Method 2: Sapply (vectorization)

my_cl <- c("indianred", "orange", "yellow", "forestgreen", "dodgerblue", "violet", "purple")
k <- length(my_cl)
plot.new()
plot.window(xlim = c(0, k-1), ylim = c(0, k-1), asp = 1)
plt <- sapply(0:(k-2), function(i) {
  rect(i:(k-2), i, (i+1):(k-1), i+1, col = my_cl[-(k-i)])
  rect(0:(i-1)*(i>1), i, 1:i, i+1, col = my_cl[(k-i+1):k])
})

Turn into the function

color_squares <- function(cl = 0:6) {
  k <- length(cl)
  par(mar = rep(1, 4))
  plot.new()
  plot.window(xlim = c(0, k-1), ylim = c(0, k-1), asp = 1)
  plt <- sapply(0:(k-2), function(i) {
    rect(i:(k-2), i, (i+1):(k-1), i+1, col = cl[-(k-i)])
    rect(0:(i-1)*(i>1), i, 1:i, i+1, col = cl[(k-i+1):k])
  })
}

par(mfrow=c(2,3))
color_squares()
color_squares(seq(0, 8, 2))
color_squares(my_cl)
color_squares(grey(seq(0, 1, by=.05)))
color_squares(c(paste0('gold', 1:4), paste0('goldenrod', 1:4)))
color_squares(c(paste0('mediumorchid', 1:4), paste0('mediumpurple', 1:4)))


HW exercise 4.

Simulate sequences of 100 coin tosses and look for the length of the longest streak (run) in each sequence. Investigate the relationship between the probability of heads (or tails) and the maximum run length. (Hint: ?rle).

coin <- function(p =.5, n= 100) {ifelse(runif(n) < p, 'H', 'T')}
sapply(seq(0, 1, by = .1), function(p) c(p, max(rle(coin(p))[[1]]))) %>%
  t() %>% as.data.frame()
par(mfrow=c(2,2))
plts <- lapply(c(30, 100, 200, 1000), function(n) {
  df <- sapply(seq(0, 1, by = .01), 
               function(p) c(p, max(rle(coin(p, n))[[1]]))) %>%
    t() %>% as.data.frame()
  plot(df$V1, df$V2, type='l', xlab = 'Probability', ylab = 'The longest streak')
  text(.5, n*.9, paste0('Sample size = ', n))
})

As the probability get closer to 0.5, the longest streak is smaller. The longest streak equals the sample size (n) when the probability is 0 or 1. This pattern gets more obvious as the sample size increases.

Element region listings
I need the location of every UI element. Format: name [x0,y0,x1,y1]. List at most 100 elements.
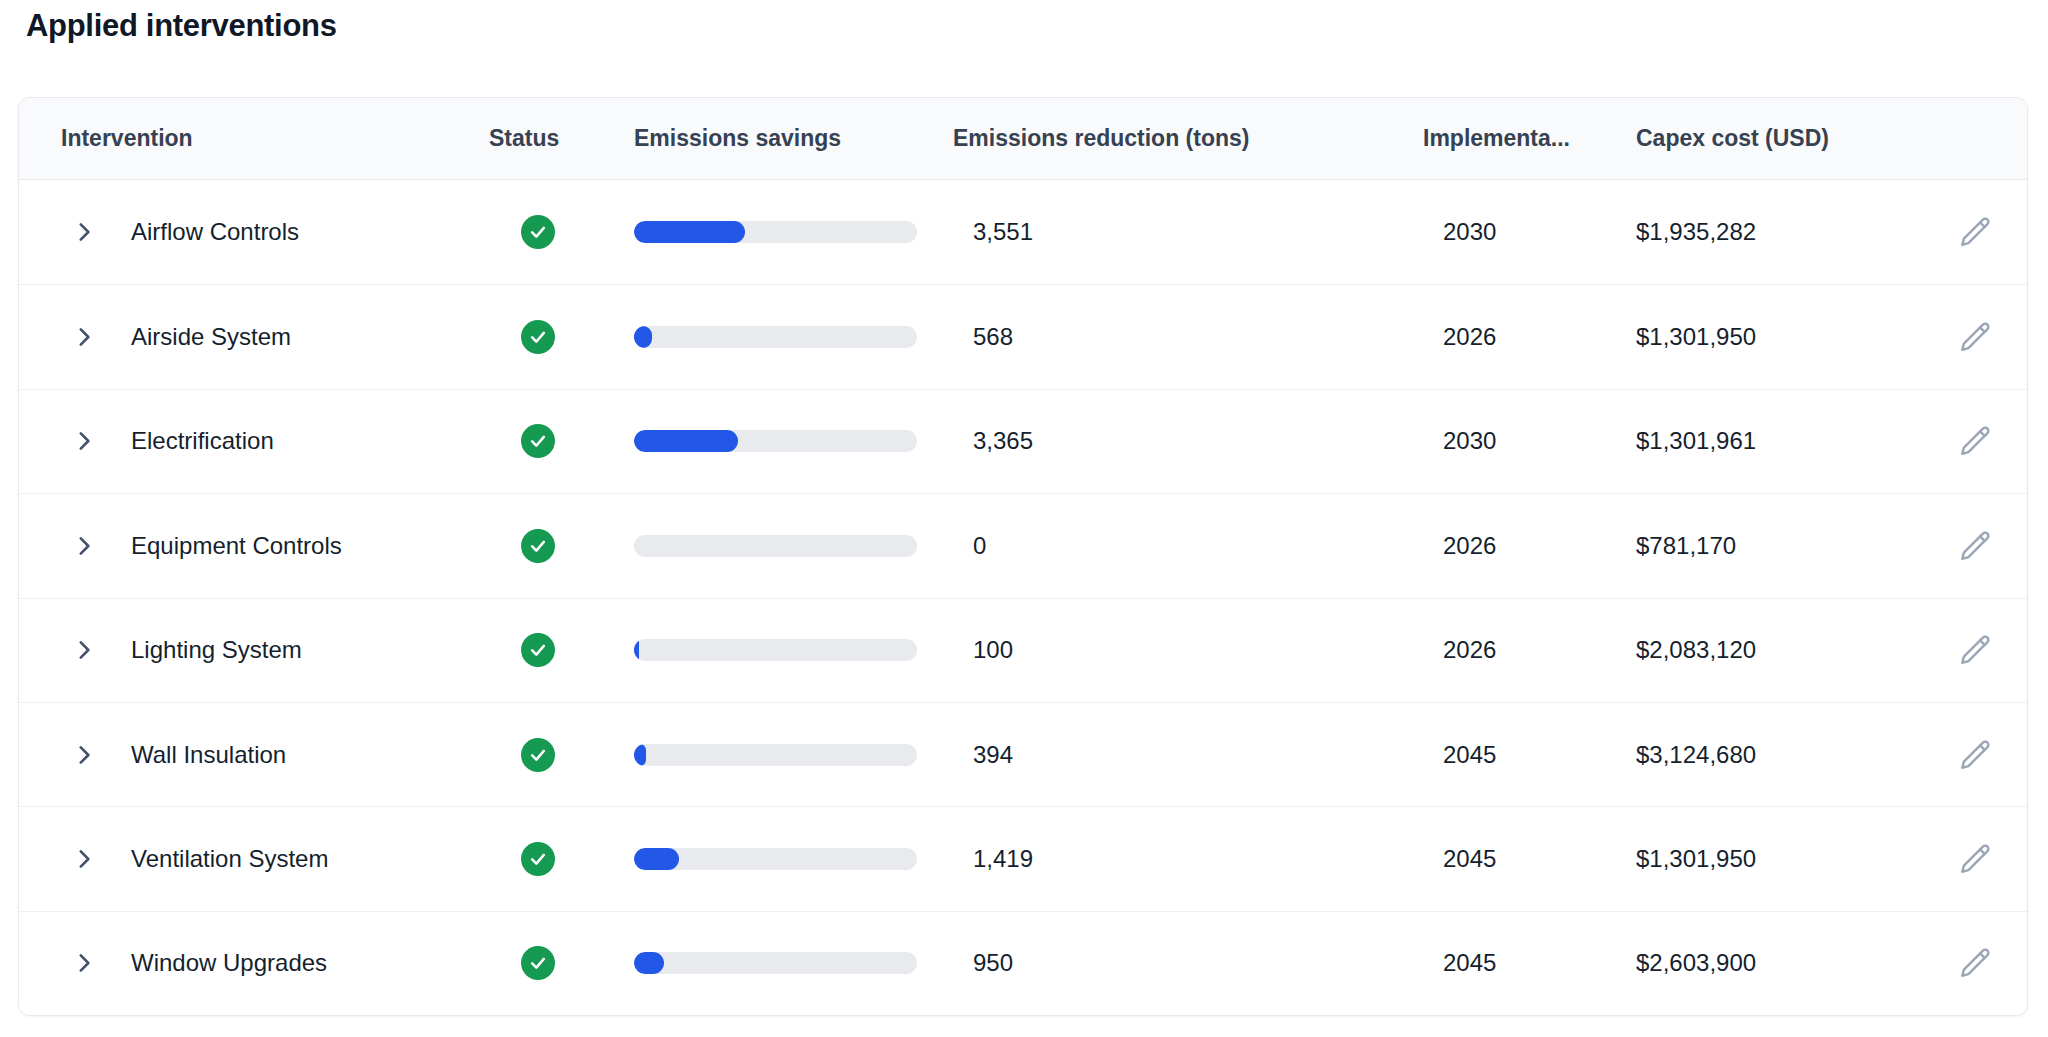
capex-cost-value: $2,083,120 [1636,636,1949,664]
edit-row-button[interactable] [1957,423,1993,459]
intervention-name: Lighting System [113,636,489,664]
table-row: Airflow Controls 3,551 2030 $1,935,282 [19,180,2027,284]
expand-row-button[interactable] [71,846,97,872]
page-title: Applied interventions [26,8,337,44]
implementation-year-value: 2026 [1423,532,1636,560]
expand-row-button[interactable] [71,950,97,976]
table-row: Airside System 568 2026 $1,301,950 [19,284,2027,388]
column-header-emissions-reduction: Emissions reduction (tons) [953,125,1423,152]
emissions-reduction-value: 100 [953,636,1423,664]
emissions-reduction-value: 1,419 [953,845,1423,873]
intervention-name: Airside System [113,323,489,351]
emissions-savings-bar-fill [634,952,664,974]
emissions-savings-bar-fill [634,326,652,348]
column-header-emissions-savings: Emissions savings [634,125,953,152]
column-header-implementation-year: Implementa... [1423,125,1636,152]
status-complete-check-icon [521,946,555,980]
emissions-savings-bar-track [634,430,917,452]
table-row: Electrification 3,365 2030 $1,301,961 [19,389,2027,493]
capex-cost-value: $1,301,950 [1636,845,1949,873]
emissions-savings-bar-track [634,221,917,243]
chevron-right-icon [71,637,97,663]
edit-row-button[interactable] [1957,214,1993,250]
emissions-reduction-value: 568 [953,323,1423,351]
pencil-icon [1957,319,1993,355]
status-complete-check-icon [521,424,555,458]
status-complete-check-icon [521,738,555,772]
expand-row-button[interactable] [71,428,97,454]
expand-row-button[interactable] [71,533,97,559]
status-complete-check-icon [521,215,555,249]
emissions-savings-bar-fill [634,639,639,661]
capex-cost-value: $2,603,900 [1636,949,1949,977]
edit-row-button[interactable] [1957,319,1993,355]
chevron-right-icon [71,533,97,559]
capex-cost-value: $1,301,950 [1636,323,1949,351]
chevron-right-icon [71,950,97,976]
emissions-savings-bar-fill [634,848,679,870]
emissions-reduction-value: 950 [953,949,1423,977]
chevron-right-icon [71,428,97,454]
emissions-savings-bar-fill [634,744,646,766]
capex-cost-value: $1,301,961 [1636,427,1949,455]
expand-row-button[interactable] [71,219,97,245]
emissions-savings-bar-track [634,535,917,557]
column-header-status: Status [489,125,634,152]
chevron-right-icon [71,846,97,872]
status-complete-check-icon [521,529,555,563]
pencil-icon [1957,423,1993,459]
column-header-intervention: Intervention [19,125,489,152]
column-header-capex-cost: Capex cost (USD) [1636,125,1949,152]
emissions-reduction-value: 394 [953,741,1423,769]
emissions-savings-bar-track [634,848,917,870]
expand-row-button[interactable] [71,324,97,350]
edit-row-button[interactable] [1957,841,1993,877]
edit-row-button[interactable] [1957,528,1993,564]
pencil-icon [1957,945,1993,981]
emissions-savings-bar-track [634,952,917,974]
emissions-savings-bar-fill [634,430,738,452]
pencil-icon [1957,214,1993,250]
pencil-icon [1957,737,1993,773]
implementation-year-value: 2045 [1423,741,1636,769]
status-complete-check-icon [521,320,555,354]
intervention-name: Airflow Controls [113,218,489,246]
implementation-year-value: 2045 [1423,949,1636,977]
emissions-reduction-value: 0 [953,532,1423,560]
pencil-icon [1957,528,1993,564]
chevron-right-icon [71,219,97,245]
status-complete-check-icon [521,842,555,876]
intervention-name: Electrification [113,427,489,455]
applied-interventions-table: Intervention Status Emissions savings Em… [18,97,2028,1016]
emissions-savings-bar-fill [634,221,745,243]
emissions-reduction-value: 3,551 [953,218,1423,246]
table-body: Airflow Controls 3,551 2030 $1,935,282 [19,180,2027,1015]
emissions-savings-bar-track [634,744,917,766]
table-row: Window Upgrades 950 2045 $2,603,900 [19,911,2027,1015]
chevron-right-icon [71,324,97,350]
emissions-reduction-value: 3,365 [953,427,1423,455]
implementation-year-value: 2045 [1423,845,1636,873]
intervention-name: Ventilation System [113,845,489,873]
pencil-icon [1957,841,1993,877]
intervention-name: Equipment Controls [113,532,489,560]
status-complete-check-icon [521,633,555,667]
expand-row-button[interactable] [71,742,97,768]
table-row: Ventilation System 1,419 2045 $1,301,950 [19,806,2027,910]
edit-row-button[interactable] [1957,945,1993,981]
implementation-year-value: 2030 [1423,218,1636,246]
chevron-right-icon [71,742,97,768]
emissions-savings-bar-track [634,639,917,661]
table-row: Equipment Controls 0 2026 $781,170 [19,493,2027,597]
capex-cost-value: $781,170 [1636,532,1949,560]
table-row: Wall Insulation 394 2045 $3,124,680 [19,702,2027,806]
edit-row-button[interactable] [1957,632,1993,668]
edit-row-button[interactable] [1957,737,1993,773]
pencil-icon [1957,632,1993,668]
implementation-year-value: 2026 [1423,636,1636,664]
expand-row-button[interactable] [71,637,97,663]
table-header-row: Intervention Status Emissions savings Em… [19,98,2027,180]
capex-cost-value: $3,124,680 [1636,741,1949,769]
intervention-name: Window Upgrades [113,949,489,977]
implementation-year-value: 2030 [1423,427,1636,455]
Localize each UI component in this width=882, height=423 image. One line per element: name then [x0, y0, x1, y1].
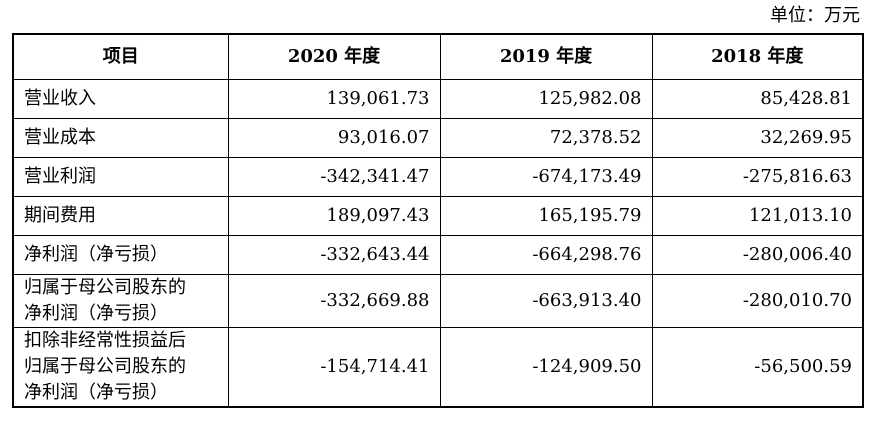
row-label: 营业收入	[12, 79, 229, 119]
cell-2019: -124,909.50	[439, 327, 653, 408]
row-label-line: 净利润（净亏损）	[24, 303, 168, 324]
unit-label: 单位：万元	[770, 5, 860, 26]
table-row: 扣除非经常性损益后 归属于母公司股东的 净利润（净亏损） -154,714.41…	[12, 327, 864, 408]
header-2020: 2020 年度	[227, 33, 441, 80]
cell-2018: 85,428.81	[651, 79, 864, 119]
financial-table: 项目 2020 年度 2019 年度 2018 年度 营业收入 139,061.…	[12, 33, 864, 408]
cell-2019: -674,173.49	[439, 157, 653, 197]
table-row: 营业收入 139,061.73 125,982.08 85,428.81	[12, 79, 864, 119]
row-label: 期间费用	[12, 196, 229, 236]
cell-2020: -342,341.47	[227, 157, 441, 197]
row-label: 营业成本	[12, 118, 229, 158]
header-row: 项目 2020 年度 2019 年度 2018 年度	[12, 33, 864, 80]
cell-2018: -280,010.70	[651, 274, 864, 328]
cell-2019: -664,298.76	[439, 235, 653, 275]
cell-2019: 165,195.79	[439, 196, 653, 236]
cell-2018: -275,816.63	[651, 157, 864, 197]
cell-2020: 189,097.43	[227, 196, 441, 236]
header-item: 项目	[12, 33, 229, 80]
table-row: 期间费用 189,097.43 165,195.79 121,013.10	[12, 196, 864, 236]
cell-2020: -154,714.41	[227, 327, 441, 408]
cell-2020: -332,669.88	[227, 274, 441, 328]
cell-2018: 121,013.10	[651, 196, 864, 236]
cell-2019: 72,378.52	[439, 118, 653, 158]
table-row: 营业成本 93,016.07 72,378.52 32,269.95	[12, 118, 864, 158]
table-row: 归属于母公司股东的 净利润（净亏损） -332,669.88 -663,913.…	[12, 274, 864, 328]
row-label-line: 归属于母公司股东的	[24, 277, 186, 298]
cell-2019: 125,982.08	[439, 79, 653, 119]
row-label-line: 归属于母公司股东的	[24, 356, 186, 377]
cell-2018: -56,500.59	[651, 327, 864, 408]
header-2019: 2019 年度	[439, 33, 653, 80]
row-label: 营业利润	[12, 157, 229, 197]
cell-2020: 139,061.73	[227, 79, 441, 119]
cell-2020: -332,643.44	[227, 235, 441, 275]
table-row: 净利润（净亏损） -332,643.44 -664,298.76 -280,00…	[12, 235, 864, 275]
table-row: 营业利润 -342,341.47 -674,173.49 -275,816.63	[12, 157, 864, 197]
header-2018: 2018 年度	[651, 33, 864, 80]
cell-2020: 93,016.07	[227, 118, 441, 158]
row-label: 扣除非经常性损益后 归属于母公司股东的 净利润（净亏损）	[12, 327, 229, 408]
cell-2018: 32,269.95	[651, 118, 864, 158]
row-label-line: 净利润（净亏损）	[24, 382, 168, 403]
row-label-line: 扣除非经常性损益后	[24, 330, 186, 351]
cell-2018: -280,006.40	[651, 235, 864, 275]
row-label: 净利润（净亏损）	[12, 235, 229, 275]
cell-2019: -663,913.40	[439, 274, 653, 328]
row-label: 归属于母公司股东的 净利润（净亏损）	[12, 274, 229, 328]
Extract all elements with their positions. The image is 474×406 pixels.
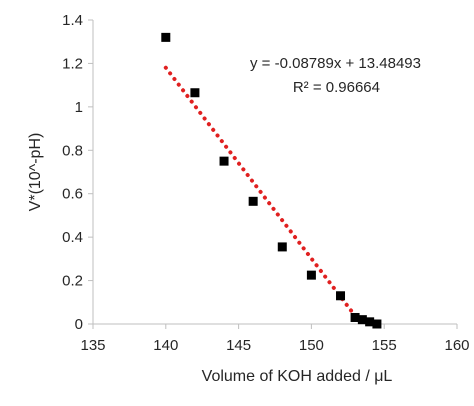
- x-tick-label: 135: [80, 337, 105, 354]
- y-tick-label: 1.4: [62, 12, 83, 29]
- axes: 0 0.2 0.4 0.6 0.8 1 1.2 1.4 135 140 145 150 155 160: [62, 12, 469, 354]
- y-tick-label: 1.2: [62, 55, 83, 72]
- trendline-group: [163, 65, 358, 318]
- x-tick-label: 140: [153, 337, 178, 354]
- y-tick-label: 0.2: [62, 273, 83, 290]
- x-tick-label: 145: [226, 337, 251, 354]
- y-tick-label: 0.4: [62, 229, 83, 246]
- y-tick-label: 0.6: [62, 186, 83, 203]
- y-tick-label: 0: [75, 316, 83, 333]
- data-point: [248, 196, 258, 206]
- data-points: [161, 32, 382, 329]
- x-tick-label: 160: [444, 337, 469, 354]
- y-tick-label: 1: [75, 99, 83, 116]
- data-point: [336, 291, 346, 301]
- data-point: [219, 156, 229, 166]
- data-point: [365, 317, 375, 327]
- linear-trendline: [163, 65, 358, 318]
- data-point: [190, 88, 200, 98]
- data-point: [350, 312, 360, 322]
- y-tick-label: 0.8: [62, 142, 83, 159]
- x-tick-label: 150: [299, 337, 324, 354]
- data-point: [277, 242, 287, 252]
- x-axis-title: Volume of KOH added / μL: [202, 368, 393, 385]
- data-point: [161, 32, 171, 42]
- r-squared-label: R² = 0.96664: [293, 79, 380, 96]
- data-point: [306, 270, 316, 280]
- x-tick-label: 155: [372, 337, 397, 354]
- y-axis-title: V*(10^-pH): [27, 133, 44, 212]
- data-point: [372, 319, 382, 329]
- data-point: [357, 315, 367, 325]
- trendline-equation: y = -0.08789x + 13.48493: [250, 55, 421, 72]
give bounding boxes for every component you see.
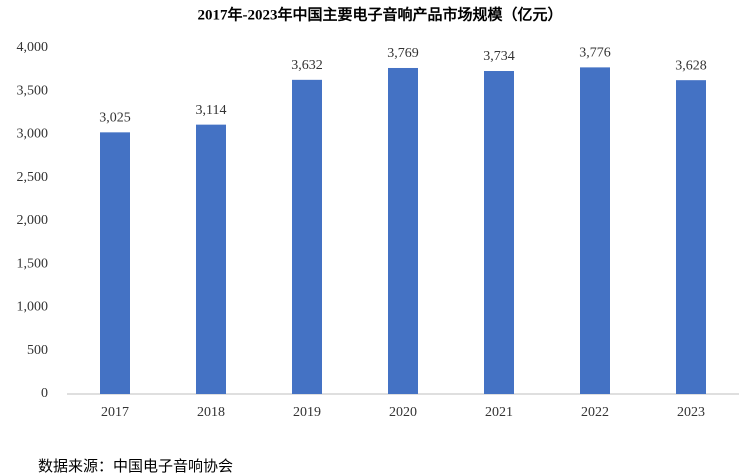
bar xyxy=(388,67,418,394)
y-tick-label: 1,500 xyxy=(17,256,49,271)
x-tick-label: 2018 xyxy=(197,405,225,420)
value-label: 3,776 xyxy=(579,46,611,61)
y-tick-label: 3,500 xyxy=(17,83,49,98)
y-tick-label: 1,000 xyxy=(17,300,49,315)
y-tick-label: 0 xyxy=(41,386,48,401)
y-tick-label: 2,000 xyxy=(17,213,49,228)
value-label: 3,632 xyxy=(291,58,323,73)
bar xyxy=(580,67,610,394)
x-tick-label: 2021 xyxy=(485,405,513,420)
x-tick-label: 2023 xyxy=(677,405,705,420)
bar xyxy=(484,71,514,394)
value-label: 3,769 xyxy=(387,46,419,61)
x-tick-label: 2019 xyxy=(293,405,321,420)
y-tick-label: 4,000 xyxy=(17,40,49,55)
y-tick-label: 500 xyxy=(27,343,48,358)
x-tick-label: 2022 xyxy=(581,405,609,420)
value-label: 3,114 xyxy=(196,103,227,118)
bar xyxy=(676,80,706,394)
bar xyxy=(100,132,130,394)
y-tick-label: 2,500 xyxy=(17,170,49,185)
bar xyxy=(292,79,322,394)
source-note: 数据来源：中国电子音响协会 xyxy=(38,457,233,475)
x-tick-label: 2020 xyxy=(389,405,417,420)
value-label: 3,025 xyxy=(99,111,131,126)
value-label: 3,734 xyxy=(483,49,515,64)
chart-title: 2017年-2023年中国主要电子音响产品市场规模（亿元） xyxy=(198,5,563,23)
value-label: 3,628 xyxy=(675,58,707,73)
x-tick-label: 2017 xyxy=(101,405,129,420)
bar xyxy=(196,124,226,394)
y-tick-label: 3,000 xyxy=(17,127,49,142)
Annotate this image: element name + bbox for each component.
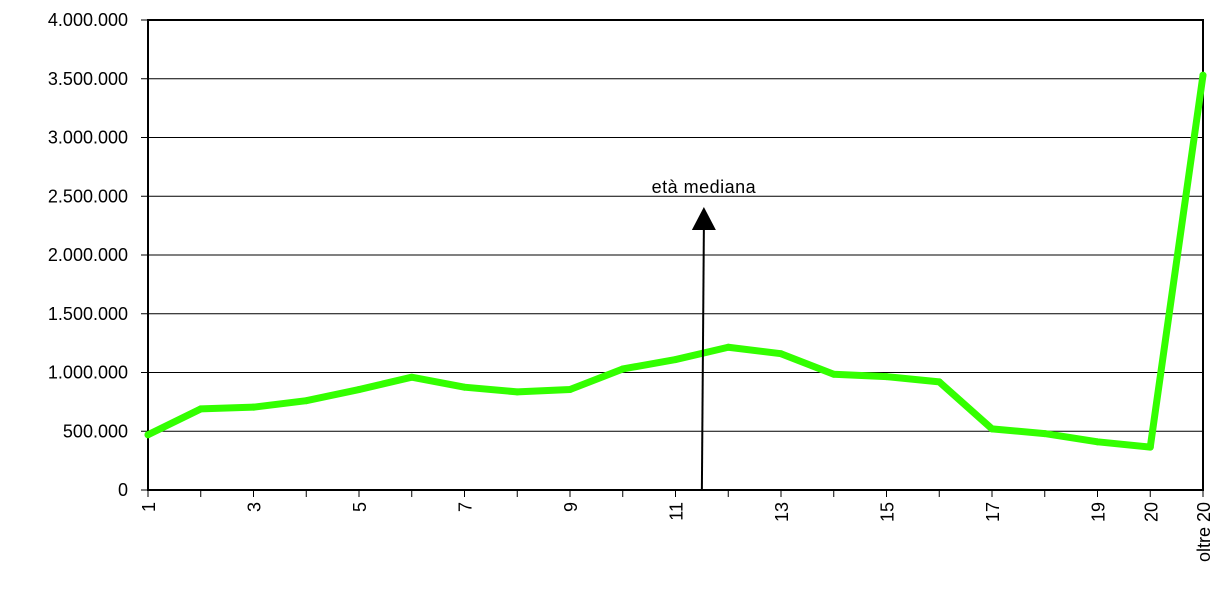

* DIRECTIONS:
A - From the R exercise notes, quote the part that opens with the words containing "color_squares(c(paste0('gold', 1:4), paste0('goldenrod', 1:4)))" and closes with "HW exercise 4.".
B - In the R exercise notes, what does the longest streak equal when the probability of heads is 0 or 1?
C - Carry on the R exercise notes from the point where they stop.

* RESPONSES TO THE TASKS:
A -
color_squares(c(paste0('gold', 1:4), paste0('goldenrod', 1:4)))
color_squares(c(paste0('mediumorchid', 1:4), paste0('mediumpurple', 1:4)))


HW exercise 4.

B - It equals the sample size (n).

C -
HW exercise 5.

Use the geometrical properties of the following plot to write an R function to estimate the value of \(\pi\) (i.e., the area of a unit circle) through Monte Carlo simulation.

Target output

Let \(r\) be the radius of the unit circle, the green area (the one fourth of the unit circle) \(A\) should be \(\frac{1}{4}r^2 \pi\). The ratio of \(A\) and the whole square area is \(A:1 = A = \frac{1}{4}r^2 \pi\). Thus, \(\pi = 4A\).

x <- runif(100000)
y <- runif(100000)
mean(x^2 + y^2 <= 1)*4
[1] 3.13892

Turn into the function to do more investigation

estimate_pi <- function(n=10000, plt=FALSE) {
  x <- runif(n)
  y <- runif(n)
  inner_points <- x^2 + y^2 <= 1
  if (plt) {
    par(pty = 's', mar = c(4, 2, 1, 1))
    plot(x, y, pch = 19,
         col = c('steelblue3', 'sienna2')[inner_points*1 + 1])
  }
  else {return (mean(inner_points)*4)}
}

Find the relationship of sample size and the estimate value

ns <- seq(500, 500000, by=500)
estimates <- sapply(ns, function(n) estimate_pi(n))
summary(estimates)
   Min. 1st Qu.  Median    Mean 3rd Qu.    Max. 
  3.083   3.139   3.142   3.142   3.144   3.189 
plot(ns, estimates, type = 'l', ylim = c(3.1, 3.2))
abline(h = pi, col='red')

As the sample size increases, the estimate value gets more stably around the true value of \(\pi\).

Data visualization

par(mfrow=c(2,2), mar = rep(1, 4))
plts <- lapply(c(500, 1000, 2000, 10000),
               function(n) estimate_pi(n, plt = TRUE))


HW exercise 6.

(Bonus) Sheu and O’Curry (1996) implemented several nonparametric multivariate statistics in the S language. Turn their scripts into R programs.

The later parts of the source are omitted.